— What this task involves —
Reproduce each of the following entries word for word, leaving out the pictures.

— Material —
□ □ □ □ □

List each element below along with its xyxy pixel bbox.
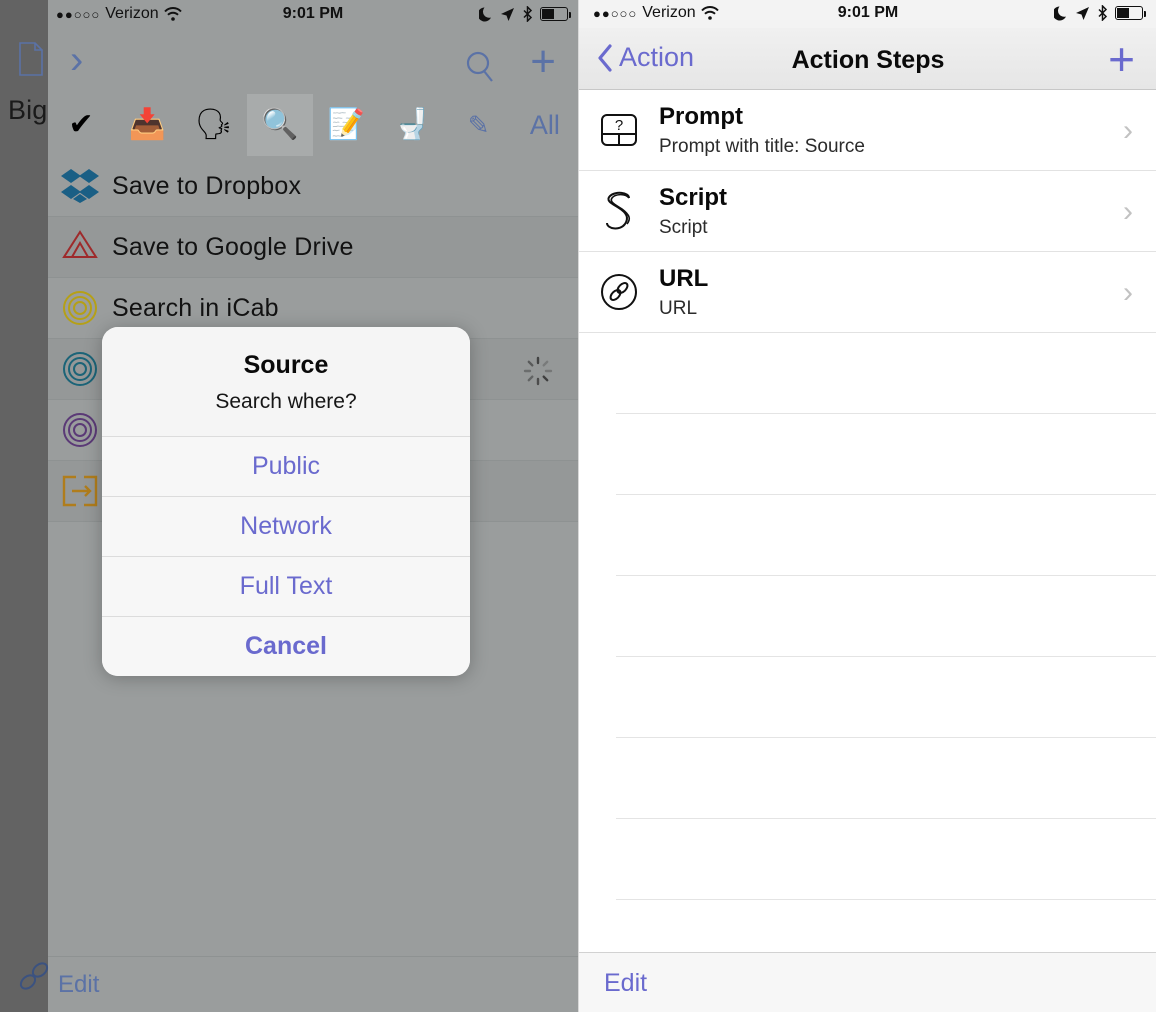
list-item-subtitle: URL	[659, 297, 698, 319]
list-item-title: URL	[659, 264, 709, 292]
source-alert-dialog: Source Search where? Public Network Full…	[102, 327, 470, 676]
list-item-title: Script	[659, 183, 728, 211]
list-item-text: URL URL	[659, 265, 708, 320]
tab-search[interactable]: 🔍	[246, 94, 313, 156]
memo-icon: 📝	[327, 108, 365, 141]
bluetooth-icon	[523, 6, 533, 22]
inbox-tray-icon: 📥	[128, 108, 167, 141]
list-item[interactable]: Script Script ›	[579, 171, 1156, 252]
chevron-right-icon: ›	[1123, 114, 1133, 147]
left-phone-screen: Big ●●○○○ Verizon 9:01 PM › + ✔ 📥 🗣 🔍 📝 …	[0, 0, 578, 1012]
svg-text:?: ?	[615, 117, 623, 134]
action-steps-list: ? Prompt Prompt with title: Source › Scr…	[579, 90, 1156, 981]
alert-button-full-text[interactable]: Full Text	[102, 556, 470, 616]
right-edit-toolbar: Edit	[579, 952, 1156, 1012]
activity-spinner-icon	[523, 356, 553, 386]
tab-speaking-head[interactable]: 🗣	[181, 94, 247, 156]
list-item-text: Prompt Prompt with title: Source	[659, 103, 865, 158]
alert-button-cancel[interactable]: Cancel	[102, 616, 470, 676]
location-arrow-icon	[1076, 6, 1089, 20]
alert-button-public[interactable]: Public	[102, 436, 470, 496]
battery-icon	[1115, 6, 1146, 20]
link-icon	[19, 962, 49, 990]
chevron-right-icon[interactable]: ›	[70, 40, 83, 80]
url-link-icon	[593, 266, 645, 318]
toilet-icon: 🚽	[393, 108, 432, 141]
master-title: Big	[8, 95, 48, 125]
left-status-icons	[479, 6, 571, 22]
empty-row	[616, 657, 1156, 738]
list-item-label: Save to Dropbox	[112, 171, 302, 200]
list-item-title: Prompt	[659, 102, 743, 130]
tab-pencil[interactable]: ✎	[446, 94, 512, 156]
alert-title: Source	[243, 351, 329, 379]
tab-all-label: All	[529, 109, 560, 140]
list-item-subtitle: Script	[659, 216, 708, 238]
edit-button[interactable]: Edit	[604, 969, 647, 998]
chevron-right-icon: ›	[1123, 195, 1133, 228]
left-nav-bar: › +	[48, 28, 578, 94]
list-item-label: Search in iCab	[112, 293, 279, 322]
empty-row	[616, 576, 1156, 657]
plus-icon[interactable]: +	[530, 40, 556, 84]
left-edit-toolbar: Edit	[48, 956, 578, 1012]
pencil-icon: ✎	[467, 110, 490, 140]
list-item-text: Script Script	[659, 184, 727, 239]
empty-row	[616, 414, 1156, 495]
speaking-head-icon: 🗣	[194, 108, 233, 141]
alert-header: Source Search where?	[102, 327, 470, 436]
right-nav-bar: Action Action Steps +	[579, 28, 1156, 90]
edit-button[interactable]: Edit	[58, 971, 99, 999]
battery-icon	[540, 7, 571, 21]
magnifier-icon: 🔍	[261, 108, 299, 141]
page-title: Action Steps	[791, 46, 945, 74]
list-item[interactable]: URL URL ›	[579, 252, 1156, 333]
list-item-subtitle: Prompt with title: Source	[659, 135, 865, 157]
empty-row	[616, 738, 1156, 819]
tab-toilet[interactable]: 🚽	[379, 94, 445, 156]
alert-button-network[interactable]: Network	[102, 496, 470, 556]
list-item[interactable]: ? Prompt Prompt with title: Source ›	[579, 90, 1156, 171]
prompt-icon: ?	[593, 104, 645, 156]
tab-all[interactable]: All	[512, 94, 578, 156]
chevron-right-icon: ›	[1123, 276, 1133, 309]
empty-row	[616, 819, 1156, 900]
google-drive-icon	[48, 230, 112, 264]
left-tab-bar: ✔ 📥 🗣 🔍 📝 🚽 ✎ All	[48, 94, 578, 156]
plus-icon[interactable]: +	[1108, 36, 1135, 82]
location-arrow-icon	[501, 7, 514, 21]
right-status-icons	[1054, 5, 1146, 21]
empty-row	[616, 495, 1156, 576]
document-icon	[19, 42, 43, 76]
tab-inbox[interactable]: 📥	[114, 94, 180, 156]
right-phone-screen: ●●○○○ Verizon 9:01 PM Action Action Step…	[578, 0, 1156, 1012]
target-icon	[48, 290, 112, 326]
empty-row	[616, 333, 1156, 414]
left-status-bar: ●●○○○ Verizon 9:01 PM	[48, 0, 578, 28]
moon-icon	[1054, 6, 1066, 21]
script-icon	[593, 185, 645, 237]
list-item[interactable]: Save to Google Drive	[48, 217, 578, 278]
check-icon: ✔	[68, 108, 94, 141]
dual-screenshot: Big ●●○○○ Verizon 9:01 PM › + ✔ 📥 🗣 🔍 📝 …	[0, 0, 1156, 1012]
right-status-bar: ●●○○○ Verizon 9:01 PM	[579, 0, 1156, 28]
magnifier-icon[interactable]	[464, 50, 498, 84]
dropbox-icon	[48, 169, 112, 203]
bluetooth-icon	[1098, 5, 1108, 21]
list-item[interactable]: Save to Dropbox	[48, 156, 578, 217]
alert-message: Search where?	[215, 390, 357, 413]
list-item-label: Save to Google Drive	[112, 232, 354, 261]
tab-memo[interactable]: 📝	[313, 94, 379, 156]
master-panel-sliver[interactable]: Big	[0, 0, 49, 1012]
moon-icon	[479, 7, 491, 22]
tab-check[interactable]: ✔	[48, 94, 114, 156]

□ □ □ □ □

— The response —
List each element below along with its xyxy pixel bbox.
list-item-subtitle: URL	[659, 297, 698, 319]
list-item-title: URL	[659, 264, 709, 292]
source-alert-dialog: Source Search where? Public Network Full…	[102, 327, 470, 676]
list-item-title: Script	[659, 183, 728, 211]
list-item-text: URL URL	[659, 265, 708, 320]
tab-search[interactable]: 🔍	[246, 94, 313, 156]
memo-icon: 📝	[327, 108, 365, 141]
bluetooth-icon	[523, 6, 533, 22]
inbox-tray-icon: 📥	[128, 108, 167, 141]
list-item[interactable]: Script Script ›	[579, 171, 1156, 252]
chevron-right-icon: ›	[1123, 114, 1133, 147]
left-phone-screen: Big ●●○○○ Verizon 9:01 PM › + ✔ 📥 🗣 🔍 📝 …	[0, 0, 578, 1012]
svg-text:?: ?	[615, 117, 623, 134]
action-steps-list: ? Prompt Prompt with title: Source › Scr…	[579, 90, 1156, 981]
alert-button-full-text[interactable]: Full Text	[102, 556, 470, 616]
right-edit-toolbar: Edit	[579, 952, 1156, 1012]
activity-spinner-icon	[523, 356, 553, 386]
tab-speaking-head[interactable]: 🗣	[181, 94, 247, 156]
list-item-text: Prompt Prompt with title: Source	[659, 103, 865, 158]
alert-button-cancel[interactable]: Cancel	[102, 616, 470, 676]
location-arrow-icon	[1076, 6, 1089, 20]
alert-button-public[interactable]: Public	[102, 436, 470, 496]
battery-icon	[1115, 6, 1146, 20]
link-icon	[19, 962, 49, 990]
chevron-right-icon[interactable]: ›	[70, 40, 83, 80]
url-link-icon	[593, 266, 645, 318]
toilet-icon: 🚽	[393, 108, 432, 141]
master-title: Big	[8, 95, 48, 125]
left-status-icons	[479, 6, 571, 22]
empty-row	[616, 657, 1156, 738]
list-item-label: Save to Dropbox	[112, 171, 302, 200]
list-item-title: Prompt	[659, 102, 743, 130]
tab-pencil[interactable]: ✎	[446, 94, 512, 156]
alert-title: Source	[243, 351, 329, 379]
tab-all-label: All	[529, 109, 560, 140]
list-item-subtitle: Script	[659, 216, 708, 238]
edit-button[interactable]: Edit	[604, 969, 647, 998]
chevron-right-icon: ›	[1123, 195, 1133, 228]
left-nav-bar: › +	[48, 28, 578, 94]
list-item-label: Search in iCab	[112, 293, 279, 322]
empty-row	[616, 576, 1156, 657]
plus-icon[interactable]: +	[530, 40, 556, 84]
left-edit-toolbar: Edit	[48, 956, 578, 1012]
pencil-icon: ✎	[467, 110, 490, 140]
list-item-text: Script Script	[659, 184, 727, 239]
empty-row	[616, 414, 1156, 495]
speaking-head-icon: 🗣	[194, 108, 233, 141]
alert-header: Source Search where?	[102, 327, 470, 436]
right-nav-bar: Action Action Steps +	[579, 28, 1156, 90]
edit-button[interactable]: Edit	[58, 971, 99, 999]
battery-icon	[540, 7, 571, 21]
magnifier-icon: 🔍	[261, 108, 299, 141]
page-title: Action Steps	[791, 46, 945, 74]
list-item[interactable]: URL URL ›	[579, 252, 1156, 333]
list-item-subtitle: Prompt with title: Source	[659, 135, 865, 157]
empty-row	[616, 738, 1156, 819]
tab-toilet[interactable]: 🚽	[379, 94, 445, 156]
alert-button-network[interactable]: Network	[102, 496, 470, 556]
list-item[interactable]: ? Prompt Prompt with title: Source ›	[579, 90, 1156, 171]
prompt-icon: ?	[593, 104, 645, 156]
tab-all[interactable]: All	[512, 94, 578, 156]
chevron-right-icon: ›	[1123, 276, 1133, 309]
empty-row	[616, 819, 1156, 900]
google-drive-icon	[48, 230, 112, 264]
left-tab-bar: ✔ 📥 🗣 🔍 📝 🚽 ✎ All	[48, 94, 578, 156]
plus-icon[interactable]: +	[1108, 36, 1135, 82]
location-arrow-icon	[501, 7, 514, 21]
right-status-icons	[1054, 5, 1146, 21]
empty-row	[616, 495, 1156, 576]
document-icon	[19, 42, 43, 76]
tab-inbox[interactable]: 📥	[114, 94, 180, 156]
right-phone-screen: ●●○○○ Verizon 9:01 PM Action Action Step…	[578, 0, 1156, 1012]
target-icon	[48, 290, 112, 326]
empty-row	[616, 333, 1156, 414]
left-status-bar: ●●○○○ Verizon 9:01 PM	[48, 0, 578, 28]
moon-icon	[1054, 6, 1066, 21]
script-icon	[593, 185, 645, 237]
list-item[interactable]: Save to Google Drive	[48, 217, 578, 278]
check-icon: ✔	[68, 108, 94, 141]
dual-screenshot: Big ●●○○○ Verizon 9:01 PM › + ✔ 📥 🗣 🔍 📝 …	[0, 0, 1156, 1012]
right-status-bar: ●●○○○ Verizon 9:01 PM	[579, 0, 1156, 28]
magnifier-icon[interactable]	[464, 50, 498, 84]
dropbox-icon	[48, 169, 112, 203]
bluetooth-icon	[1098, 5, 1108, 21]
list-item[interactable]: Save to Dropbox	[48, 156, 578, 217]
alert-message: Search where?	[215, 390, 357, 413]
list-item-label: Save to Google Drive	[112, 232, 354, 261]
tab-memo[interactable]: 📝	[313, 94, 379, 156]
master-panel-sliver[interactable]: Big	[0, 0, 49, 1012]
moon-icon	[479, 7, 491, 22]
tab-check[interactable]: ✔	[48, 94, 114, 156]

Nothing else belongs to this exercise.